Record set
<<<<

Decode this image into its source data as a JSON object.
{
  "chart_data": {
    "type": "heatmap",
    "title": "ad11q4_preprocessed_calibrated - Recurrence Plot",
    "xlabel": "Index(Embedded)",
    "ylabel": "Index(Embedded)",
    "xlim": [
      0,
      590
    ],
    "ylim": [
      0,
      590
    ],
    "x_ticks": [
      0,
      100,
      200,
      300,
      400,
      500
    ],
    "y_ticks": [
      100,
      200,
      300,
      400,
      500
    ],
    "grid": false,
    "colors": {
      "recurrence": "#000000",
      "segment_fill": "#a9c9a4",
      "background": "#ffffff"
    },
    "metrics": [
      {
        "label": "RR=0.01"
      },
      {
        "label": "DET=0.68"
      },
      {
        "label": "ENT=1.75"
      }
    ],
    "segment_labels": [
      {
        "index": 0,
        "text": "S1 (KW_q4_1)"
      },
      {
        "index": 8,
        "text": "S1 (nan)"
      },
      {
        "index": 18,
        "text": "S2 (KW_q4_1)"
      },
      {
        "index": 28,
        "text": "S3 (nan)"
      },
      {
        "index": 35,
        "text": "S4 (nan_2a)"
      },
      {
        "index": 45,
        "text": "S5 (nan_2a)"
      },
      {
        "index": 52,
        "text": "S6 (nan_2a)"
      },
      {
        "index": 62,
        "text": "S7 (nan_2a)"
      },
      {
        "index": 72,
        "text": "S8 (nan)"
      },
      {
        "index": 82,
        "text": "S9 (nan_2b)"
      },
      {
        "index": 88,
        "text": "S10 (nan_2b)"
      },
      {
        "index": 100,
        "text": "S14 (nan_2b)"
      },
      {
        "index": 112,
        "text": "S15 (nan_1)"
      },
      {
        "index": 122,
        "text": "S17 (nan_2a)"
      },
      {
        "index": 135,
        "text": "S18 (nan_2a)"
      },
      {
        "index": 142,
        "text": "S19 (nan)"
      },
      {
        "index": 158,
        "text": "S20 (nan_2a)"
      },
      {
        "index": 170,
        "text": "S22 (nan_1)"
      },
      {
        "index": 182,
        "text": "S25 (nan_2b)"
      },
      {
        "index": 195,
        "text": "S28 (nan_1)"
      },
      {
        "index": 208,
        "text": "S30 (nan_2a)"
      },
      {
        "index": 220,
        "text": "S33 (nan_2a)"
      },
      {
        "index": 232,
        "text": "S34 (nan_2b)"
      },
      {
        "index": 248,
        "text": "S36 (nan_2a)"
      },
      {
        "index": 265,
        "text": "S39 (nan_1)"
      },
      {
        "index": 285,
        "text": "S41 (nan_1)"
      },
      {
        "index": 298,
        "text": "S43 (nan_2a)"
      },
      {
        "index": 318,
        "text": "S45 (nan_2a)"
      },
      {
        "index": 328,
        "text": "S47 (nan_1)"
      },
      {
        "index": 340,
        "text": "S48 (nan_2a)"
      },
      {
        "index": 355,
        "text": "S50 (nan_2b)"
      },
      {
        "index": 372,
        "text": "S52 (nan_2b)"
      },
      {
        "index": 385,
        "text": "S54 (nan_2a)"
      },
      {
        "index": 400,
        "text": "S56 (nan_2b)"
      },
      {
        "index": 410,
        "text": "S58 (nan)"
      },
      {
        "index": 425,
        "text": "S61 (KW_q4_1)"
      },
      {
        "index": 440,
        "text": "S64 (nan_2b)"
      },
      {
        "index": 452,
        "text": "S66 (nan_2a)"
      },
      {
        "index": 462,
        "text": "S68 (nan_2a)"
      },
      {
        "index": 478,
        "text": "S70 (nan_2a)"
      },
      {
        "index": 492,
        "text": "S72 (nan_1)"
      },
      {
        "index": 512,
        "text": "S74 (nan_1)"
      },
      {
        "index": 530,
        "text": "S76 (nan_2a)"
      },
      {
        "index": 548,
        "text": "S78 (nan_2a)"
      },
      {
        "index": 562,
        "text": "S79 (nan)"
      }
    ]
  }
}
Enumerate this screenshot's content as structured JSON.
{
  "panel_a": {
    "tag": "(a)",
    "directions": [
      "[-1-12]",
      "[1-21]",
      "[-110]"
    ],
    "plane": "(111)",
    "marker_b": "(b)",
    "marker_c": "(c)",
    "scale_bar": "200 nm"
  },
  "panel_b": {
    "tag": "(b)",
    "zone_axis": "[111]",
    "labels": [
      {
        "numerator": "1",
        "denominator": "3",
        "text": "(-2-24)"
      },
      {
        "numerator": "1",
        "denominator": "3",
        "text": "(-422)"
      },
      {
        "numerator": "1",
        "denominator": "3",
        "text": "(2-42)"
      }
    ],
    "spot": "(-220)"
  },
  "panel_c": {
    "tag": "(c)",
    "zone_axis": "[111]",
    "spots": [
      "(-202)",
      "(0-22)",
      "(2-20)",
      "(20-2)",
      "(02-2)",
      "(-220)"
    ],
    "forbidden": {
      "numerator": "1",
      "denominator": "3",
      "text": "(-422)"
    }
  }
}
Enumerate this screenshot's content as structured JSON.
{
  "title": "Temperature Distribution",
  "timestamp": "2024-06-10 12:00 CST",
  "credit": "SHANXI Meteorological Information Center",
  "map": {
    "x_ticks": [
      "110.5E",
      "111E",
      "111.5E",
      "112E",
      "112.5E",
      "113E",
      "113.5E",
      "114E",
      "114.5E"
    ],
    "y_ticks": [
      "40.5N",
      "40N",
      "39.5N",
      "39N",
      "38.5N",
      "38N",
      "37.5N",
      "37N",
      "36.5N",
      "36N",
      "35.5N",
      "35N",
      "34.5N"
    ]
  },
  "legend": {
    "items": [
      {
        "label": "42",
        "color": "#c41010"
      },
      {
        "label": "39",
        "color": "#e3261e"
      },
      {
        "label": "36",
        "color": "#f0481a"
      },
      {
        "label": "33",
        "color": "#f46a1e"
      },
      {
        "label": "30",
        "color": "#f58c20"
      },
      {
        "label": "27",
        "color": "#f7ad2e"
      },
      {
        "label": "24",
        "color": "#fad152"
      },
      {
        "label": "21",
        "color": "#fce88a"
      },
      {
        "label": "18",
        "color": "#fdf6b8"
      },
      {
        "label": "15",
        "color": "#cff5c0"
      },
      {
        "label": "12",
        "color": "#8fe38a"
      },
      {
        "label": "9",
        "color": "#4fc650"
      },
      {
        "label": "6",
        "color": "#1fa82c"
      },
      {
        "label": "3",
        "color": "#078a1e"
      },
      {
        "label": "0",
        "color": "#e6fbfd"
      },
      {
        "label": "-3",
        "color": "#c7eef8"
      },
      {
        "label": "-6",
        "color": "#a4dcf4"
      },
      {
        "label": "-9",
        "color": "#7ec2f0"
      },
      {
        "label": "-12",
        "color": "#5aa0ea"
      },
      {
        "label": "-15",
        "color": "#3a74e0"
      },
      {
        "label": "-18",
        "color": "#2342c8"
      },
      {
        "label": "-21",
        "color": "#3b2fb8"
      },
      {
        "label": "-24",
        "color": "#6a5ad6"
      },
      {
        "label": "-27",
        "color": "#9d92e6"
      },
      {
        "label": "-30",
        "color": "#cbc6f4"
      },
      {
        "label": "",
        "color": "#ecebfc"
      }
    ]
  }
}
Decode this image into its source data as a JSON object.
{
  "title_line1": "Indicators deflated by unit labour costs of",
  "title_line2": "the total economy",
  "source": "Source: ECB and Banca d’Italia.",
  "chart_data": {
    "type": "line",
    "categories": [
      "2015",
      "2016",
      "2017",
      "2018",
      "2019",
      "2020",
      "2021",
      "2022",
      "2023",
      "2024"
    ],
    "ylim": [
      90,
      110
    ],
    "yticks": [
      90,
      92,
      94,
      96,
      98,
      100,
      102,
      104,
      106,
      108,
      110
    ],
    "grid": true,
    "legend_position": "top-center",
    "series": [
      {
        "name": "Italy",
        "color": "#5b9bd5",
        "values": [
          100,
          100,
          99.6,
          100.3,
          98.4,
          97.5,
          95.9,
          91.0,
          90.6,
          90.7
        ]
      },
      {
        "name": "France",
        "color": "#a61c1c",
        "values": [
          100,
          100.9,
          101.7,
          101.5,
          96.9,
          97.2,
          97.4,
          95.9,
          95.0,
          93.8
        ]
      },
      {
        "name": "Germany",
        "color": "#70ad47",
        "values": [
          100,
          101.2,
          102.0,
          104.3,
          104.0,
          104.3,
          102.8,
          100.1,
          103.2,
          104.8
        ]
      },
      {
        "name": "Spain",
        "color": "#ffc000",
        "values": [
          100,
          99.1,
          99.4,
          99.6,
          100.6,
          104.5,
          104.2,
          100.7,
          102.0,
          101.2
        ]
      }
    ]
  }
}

>>>>

Written problem
Go through the material and select each line with the string "name" in it.

Response to this exercise
        "name": "Italy",
        "name": "France",
        "name": "Germany",
        "name": "Spain",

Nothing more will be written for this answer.